(Figure contents as structured data)
####

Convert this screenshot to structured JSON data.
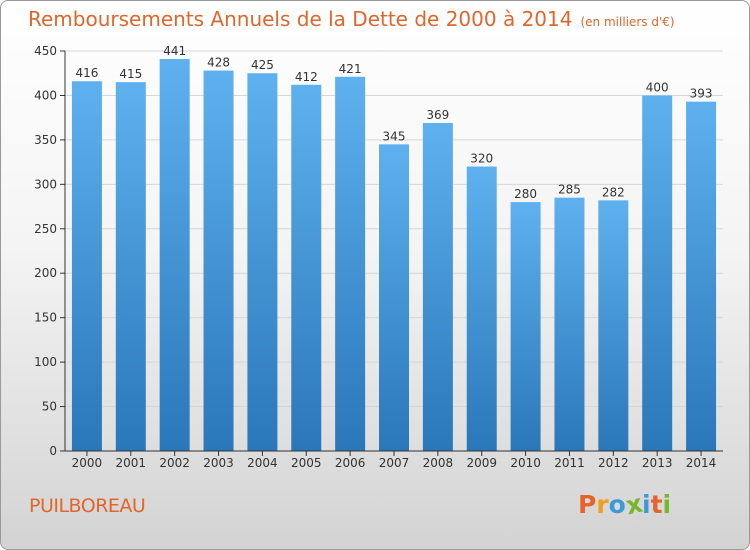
{
  "chart_data": {
    "type": "bar",
    "title": "Remboursements Annuels de la Dette de 2000 à 2014",
    "subtitle": "(en milliers d'€)",
    "categories": [
      "2000",
      "2001",
      "2002",
      "2003",
      "2004",
      "2005",
      "2006",
      "2007",
      "2008",
      "2009",
      "2010",
      "2011",
      "2012",
      "2013",
      "2014"
    ],
    "values": [
      416,
      415,
      441,
      428,
      425,
      412,
      421,
      345,
      369,
      320,
      280,
      285,
      282,
      400,
      393
    ],
    "ylim": [
      0,
      450
    ],
    "yticks": [
      0,
      50,
      100,
      150,
      200,
      250,
      300,
      350,
      400,
      450
    ],
    "grid": true,
    "bar_color": "#3d93db"
  },
  "footer": {
    "commune": "PUILBOREAU",
    "logo_text": "Proxiti",
    "logo_colors": [
      "#e8632b",
      "#f0a01e",
      "#3a9ad9",
      "#76b82a",
      "#3a9ad9",
      "#e8632b",
      "#76b82a"
    ]
  }
}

####

What the task requires >> Omit every image. Quote each record exactly.

Response to this exercise >>
Convert this screenshot to structured JSON data.
{
  "chart_data": {
    "type": "bar",
    "title": "Remboursements Annuels de la Dette de 2000 à 2014",
    "subtitle": "(en milliers d'€)",
    "categories": [
      "2000",
      "2001",
      "2002",
      "2003",
      "2004",
      "2005",
      "2006",
      "2007",
      "2008",
      "2009",
      "2010",
      "2011",
      "2012",
      "2013",
      "2014"
    ],
    "values": [
      416,
      415,
      441,
      428,
      425,
      412,
      421,
      345,
      369,
      320,
      280,
      285,
      282,
      400,
      393
    ],
    "ylim": [
      0,
      450
    ],
    "yticks": [
      0,
      50,
      100,
      150,
      200,
      250,
      300,
      350,
      400,
      450
    ],
    "grid": true,
    "bar_color": "#3d93db"
  },
  "footer": {
    "commune": "PUILBOREAU",
    "logo_text": "Proxiti",
    "logo_colors": [
      "#e8632b",
      "#f0a01e",
      "#3a9ad9",
      "#76b82a",
      "#3a9ad9",
      "#e8632b",
      "#76b82a"
    ]
  }
}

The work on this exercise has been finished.